In the data below, locate each line with the word "image" and list it.

[Start of Records for this task]

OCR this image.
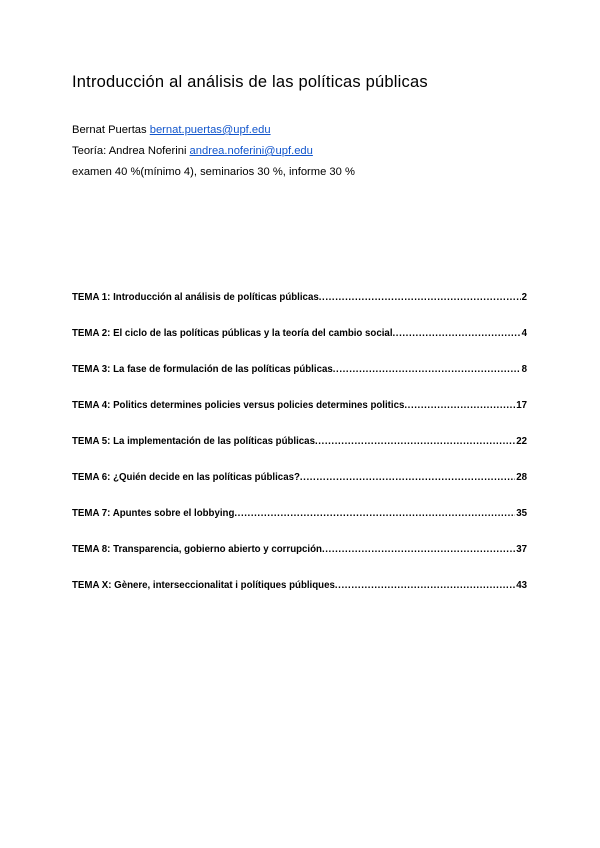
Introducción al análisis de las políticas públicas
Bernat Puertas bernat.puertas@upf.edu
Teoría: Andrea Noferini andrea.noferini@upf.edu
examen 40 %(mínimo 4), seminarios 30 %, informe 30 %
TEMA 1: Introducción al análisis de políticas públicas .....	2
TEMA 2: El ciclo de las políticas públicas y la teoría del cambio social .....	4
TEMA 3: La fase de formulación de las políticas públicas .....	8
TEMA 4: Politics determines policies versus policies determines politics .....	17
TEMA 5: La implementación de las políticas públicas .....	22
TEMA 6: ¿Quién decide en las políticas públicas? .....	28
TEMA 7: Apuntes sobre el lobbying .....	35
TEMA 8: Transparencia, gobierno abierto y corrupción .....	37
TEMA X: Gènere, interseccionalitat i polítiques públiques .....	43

[End of Records for this task]
[Start of Records for this task]

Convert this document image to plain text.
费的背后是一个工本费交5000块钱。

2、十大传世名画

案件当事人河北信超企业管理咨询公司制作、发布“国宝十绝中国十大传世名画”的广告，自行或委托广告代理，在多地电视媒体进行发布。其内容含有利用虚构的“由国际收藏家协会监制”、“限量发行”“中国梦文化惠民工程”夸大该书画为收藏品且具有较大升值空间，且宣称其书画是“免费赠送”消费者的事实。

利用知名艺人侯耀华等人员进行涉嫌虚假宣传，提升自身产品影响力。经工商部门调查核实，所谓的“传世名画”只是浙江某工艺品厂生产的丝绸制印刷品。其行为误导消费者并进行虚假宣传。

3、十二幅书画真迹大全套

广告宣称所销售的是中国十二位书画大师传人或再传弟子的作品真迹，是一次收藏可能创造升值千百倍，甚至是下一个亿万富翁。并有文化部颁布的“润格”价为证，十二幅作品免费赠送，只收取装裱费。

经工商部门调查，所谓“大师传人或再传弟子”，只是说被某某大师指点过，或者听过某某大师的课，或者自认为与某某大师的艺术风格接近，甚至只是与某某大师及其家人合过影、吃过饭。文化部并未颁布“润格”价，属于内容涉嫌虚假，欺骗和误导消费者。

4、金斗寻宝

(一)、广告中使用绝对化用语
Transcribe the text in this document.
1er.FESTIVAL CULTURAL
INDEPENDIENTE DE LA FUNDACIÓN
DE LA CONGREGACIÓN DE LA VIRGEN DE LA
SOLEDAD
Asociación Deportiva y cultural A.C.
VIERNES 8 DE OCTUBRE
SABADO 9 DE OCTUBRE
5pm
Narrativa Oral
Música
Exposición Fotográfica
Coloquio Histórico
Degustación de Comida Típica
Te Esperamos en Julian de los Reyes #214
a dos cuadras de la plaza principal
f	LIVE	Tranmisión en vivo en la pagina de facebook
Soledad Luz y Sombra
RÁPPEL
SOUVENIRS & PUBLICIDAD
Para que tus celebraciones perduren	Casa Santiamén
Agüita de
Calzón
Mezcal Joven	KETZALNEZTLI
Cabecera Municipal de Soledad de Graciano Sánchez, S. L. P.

[End of Records for this task]
[Start of Records for this task]

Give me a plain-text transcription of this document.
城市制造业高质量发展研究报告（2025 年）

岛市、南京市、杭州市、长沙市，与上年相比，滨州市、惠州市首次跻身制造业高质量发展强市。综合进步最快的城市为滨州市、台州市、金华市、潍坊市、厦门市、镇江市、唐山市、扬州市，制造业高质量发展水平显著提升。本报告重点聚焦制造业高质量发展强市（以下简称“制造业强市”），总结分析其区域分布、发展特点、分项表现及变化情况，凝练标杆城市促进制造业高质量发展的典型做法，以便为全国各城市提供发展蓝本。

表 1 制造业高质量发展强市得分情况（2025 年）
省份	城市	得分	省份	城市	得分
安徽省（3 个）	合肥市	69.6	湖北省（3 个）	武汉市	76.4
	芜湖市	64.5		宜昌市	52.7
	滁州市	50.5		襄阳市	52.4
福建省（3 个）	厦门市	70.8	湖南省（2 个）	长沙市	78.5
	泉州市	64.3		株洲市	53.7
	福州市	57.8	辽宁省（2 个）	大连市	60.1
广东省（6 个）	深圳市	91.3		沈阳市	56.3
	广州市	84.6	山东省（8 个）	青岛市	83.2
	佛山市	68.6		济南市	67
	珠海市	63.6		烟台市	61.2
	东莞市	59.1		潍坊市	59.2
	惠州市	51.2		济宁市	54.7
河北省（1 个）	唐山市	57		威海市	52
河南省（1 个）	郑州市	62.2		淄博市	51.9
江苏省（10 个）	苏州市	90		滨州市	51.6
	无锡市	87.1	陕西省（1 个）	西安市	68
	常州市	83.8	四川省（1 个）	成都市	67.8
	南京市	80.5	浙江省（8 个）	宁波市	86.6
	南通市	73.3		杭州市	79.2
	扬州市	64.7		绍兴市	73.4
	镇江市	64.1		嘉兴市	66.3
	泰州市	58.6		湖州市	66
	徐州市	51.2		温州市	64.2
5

[End of Records for this task]

Written response:
OCR this image.
Convert this document image to plain text.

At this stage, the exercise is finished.